-- Start of Data supplied --

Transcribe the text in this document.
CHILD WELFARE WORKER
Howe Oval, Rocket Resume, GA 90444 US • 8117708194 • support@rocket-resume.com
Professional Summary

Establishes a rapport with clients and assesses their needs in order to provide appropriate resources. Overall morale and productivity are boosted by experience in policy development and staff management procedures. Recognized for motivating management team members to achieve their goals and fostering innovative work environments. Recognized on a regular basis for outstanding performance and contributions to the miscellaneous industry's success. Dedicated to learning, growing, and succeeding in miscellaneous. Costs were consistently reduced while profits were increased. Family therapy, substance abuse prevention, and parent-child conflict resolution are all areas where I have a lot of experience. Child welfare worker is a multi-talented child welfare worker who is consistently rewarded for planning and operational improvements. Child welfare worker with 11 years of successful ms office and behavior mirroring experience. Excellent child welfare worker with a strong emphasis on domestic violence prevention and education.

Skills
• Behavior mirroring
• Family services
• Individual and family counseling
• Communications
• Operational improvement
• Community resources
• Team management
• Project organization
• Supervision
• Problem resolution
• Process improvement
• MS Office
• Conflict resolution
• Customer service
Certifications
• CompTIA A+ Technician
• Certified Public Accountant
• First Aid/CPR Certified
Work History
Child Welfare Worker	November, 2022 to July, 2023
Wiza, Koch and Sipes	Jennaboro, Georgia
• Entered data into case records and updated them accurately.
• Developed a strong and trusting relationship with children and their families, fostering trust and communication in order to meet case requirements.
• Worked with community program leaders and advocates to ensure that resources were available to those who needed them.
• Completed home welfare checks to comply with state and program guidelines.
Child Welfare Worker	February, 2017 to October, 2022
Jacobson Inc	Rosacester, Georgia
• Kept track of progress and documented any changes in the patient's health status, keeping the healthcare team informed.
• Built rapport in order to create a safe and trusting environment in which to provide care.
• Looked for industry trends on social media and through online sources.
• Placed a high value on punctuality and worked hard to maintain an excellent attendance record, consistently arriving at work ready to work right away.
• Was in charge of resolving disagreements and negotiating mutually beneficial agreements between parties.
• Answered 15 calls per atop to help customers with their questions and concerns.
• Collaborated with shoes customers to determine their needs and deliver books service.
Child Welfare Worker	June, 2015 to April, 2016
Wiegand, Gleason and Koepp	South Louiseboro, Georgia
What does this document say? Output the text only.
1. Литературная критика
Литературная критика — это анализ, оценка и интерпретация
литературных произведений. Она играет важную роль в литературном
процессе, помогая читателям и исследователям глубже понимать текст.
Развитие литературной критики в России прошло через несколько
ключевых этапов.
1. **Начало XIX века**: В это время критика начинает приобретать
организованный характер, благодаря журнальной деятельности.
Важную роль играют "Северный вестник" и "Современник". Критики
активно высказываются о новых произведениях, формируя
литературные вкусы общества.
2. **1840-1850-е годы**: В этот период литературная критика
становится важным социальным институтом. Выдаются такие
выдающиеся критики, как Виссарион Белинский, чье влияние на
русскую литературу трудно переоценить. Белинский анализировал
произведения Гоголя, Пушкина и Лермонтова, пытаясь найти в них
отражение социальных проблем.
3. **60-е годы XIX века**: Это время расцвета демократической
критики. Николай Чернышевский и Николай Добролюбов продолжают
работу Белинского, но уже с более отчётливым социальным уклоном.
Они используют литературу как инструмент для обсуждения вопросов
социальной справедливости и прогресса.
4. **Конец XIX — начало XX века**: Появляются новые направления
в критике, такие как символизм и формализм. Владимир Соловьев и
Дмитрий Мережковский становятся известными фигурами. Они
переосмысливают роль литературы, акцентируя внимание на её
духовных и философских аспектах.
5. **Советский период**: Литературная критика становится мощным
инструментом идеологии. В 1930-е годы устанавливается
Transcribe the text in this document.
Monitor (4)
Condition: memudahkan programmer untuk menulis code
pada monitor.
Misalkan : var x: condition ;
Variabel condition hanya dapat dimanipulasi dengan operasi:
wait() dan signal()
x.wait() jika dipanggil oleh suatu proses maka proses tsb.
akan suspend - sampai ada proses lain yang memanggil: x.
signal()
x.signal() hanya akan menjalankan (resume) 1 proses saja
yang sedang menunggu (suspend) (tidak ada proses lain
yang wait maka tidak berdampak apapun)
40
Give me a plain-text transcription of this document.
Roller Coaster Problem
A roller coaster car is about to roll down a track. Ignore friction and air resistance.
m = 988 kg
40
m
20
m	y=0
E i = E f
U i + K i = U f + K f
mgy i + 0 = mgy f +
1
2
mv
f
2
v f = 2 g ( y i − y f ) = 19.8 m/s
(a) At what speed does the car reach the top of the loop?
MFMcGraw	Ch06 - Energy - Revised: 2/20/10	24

-- End of Data supplied --

## Work instructions
Using the data above, output each line exactly.

## Reply to the exercise
Transcribe the text in this document.
CHILD WELFARE WORKER
Howe Oval, Rocket Resume, GA 90444 US • 8117708194 • support@rocket-resume.com
Professional Summary

Establishes a rapport with clients and assesses their needs in order to provide appropriate resources. Overall morale and productivity are boosted by experience in policy development and staff management procedures. Recognized for motivating management team members to achieve their goals and fostering innovative work environments. Recognized on a regular basis for outstanding performance and contributions to the miscellaneous industry's success. Dedicated to learning, growing, and succeeding in miscellaneous. Costs were consistently reduced while profits were increased. Family therapy, substance abuse prevention, and parent-child conflict resolution are all areas where I have a lot of experience. Child welfare worker is a multi-talented child welfare worker who is consistently rewarded for planning and operational improvements. Child welfare worker with 11 years of successful ms office and behavior mirroring experience. Excellent child welfare worker with a strong emphasis on domestic violence prevention and education.

Skills
• Behavior mirroring
• Family services
• Individual and family counseling
• Communications
• Operational improvement
• Community resources
• Team management
• Project organization
• Supervision
• Problem resolution
• Process improvement
• MS Office
• Conflict resolution
• Customer service
Certifications
• CompTIA A+ Technician
• Certified Public Accountant
• First Aid/CPR Certified
Work History
Child Welfare Worker	November, 2022 to July, 2023
Wiza, Koch and Sipes	Jennaboro, Georgia
• Entered data into case records and updated them accurately.
• Developed a strong and trusting relationship with children and their families, fostering trust and communication in order to meet case requirements.
• Worked with community program leaders and advocates to ensure that resources were available to those who needed them.
• Completed home welfare checks to comply with state and program guidelines.
Child Welfare Worker	February, 2017 to October, 2022
Jacobson Inc	Rosacester, Georgia
• Kept track of progress and documented any changes in the patient's health status, keeping the healthcare team informed.
• Built rapport in order to create a safe and trusting environment in which to provide care.
• Looked for industry trends on social media and through online sources.
• Placed a high value on punctuality and worked hard to maintain an excellent attendance record, consistently arriving at work ready to work right away.
• Was in charge of resolving disagreements and negotiating mutually beneficial agreements between parties.
• Answered 15 calls per atop to help customers with their questions and concerns.
• Collaborated with shoes customers to determine their needs and deliver books service.
Child Welfare Worker	June, 2015 to April, 2016
Wiegand, Gleason and Koepp	South Louiseboro, Georgia
What does this document say? Output the text only.
1. Литературная критика
Литературная критика — это анализ, оценка и интерпретация
литературных произведений. Она играет важную роль в литературном
процессе, помогая читателям и исследователям глубже понимать текст.
Развитие литературной критики в России прошло через несколько
ключевых этапов.
1. **Начало XIX века**: В это время критика начинает приобретать
организованный характер, благодаря журнальной деятельности.
Важную роль играют "Северный вестник" и "Современник". Критики
активно высказываются о новых произведениях, формируя
литературные вкусы общества.
2. **1840-1850-е годы**: В этот период литературная критика
становится важным социальным институтом. Выдаются такие
выдающиеся критики, как Виссарион Белинский, чье влияние на
русскую литературу трудно переоценить. Белинский анализировал
произведения Гоголя, Пушкина и Лермонтова, пытаясь найти в них
отражение социальных проблем.
3. **60-е годы XIX века**: Это время расцвета демократической
критики. Николай Чернышевский и Николай Добролюбов продолжают
работу Белинского, но уже с более отчётливым социальным уклоном.
Они используют литературу как инструмент для обсуждения вопросов
социальной справедливости и прогресса.
4. **Конец XIX — начало XX века**: Появляются новые направления
в критике, такие как символизм и формализм. Владимир Соловьев и
Дмитрий Мережковский становятся известными фигурами. Они
переосмысливают роль литературы, акцентируя внимание на её
духовных и философских аспектах.
5. **Советский период**: Литературная критика становится мощным
инструментом идеологии. В 1930-е годы устанавливается
Transcribe the text in this document.
Monitor (4)
Condition: memudahkan programmer untuk menulis code
pada monitor.
Misalkan : var x: condition ;
Variabel condition hanya dapat dimanipulasi dengan operasi:
wait() dan signal()
x.wait() jika dipanggil oleh suatu proses maka proses tsb.
akan suspend - sampai ada proses lain yang memanggil: x.
signal()
x.signal() hanya akan menjalankan (resume) 1 proses saja
yang sedang menunggu (suspend) (tidak ada proses lain
yang wait maka tidak berdampak apapun)
40
Give me a plain-text transcription of this document.
Roller Coaster Problem
A roller coaster car is about to roll down a track. Ignore friction and air resistance.
m = 988 kg
40
m
20
m	y=0
E i = E f
U i + K i = U f + K f
mgy i + 0 = mgy f +
1
2
mv
f
2
v f = 2 g ( y i − y f ) = 19.8 m/s
(a) At what speed does the car reach the top of the loop?
MFMcGraw	Ch06 - Energy - Revised: 2/20/10	24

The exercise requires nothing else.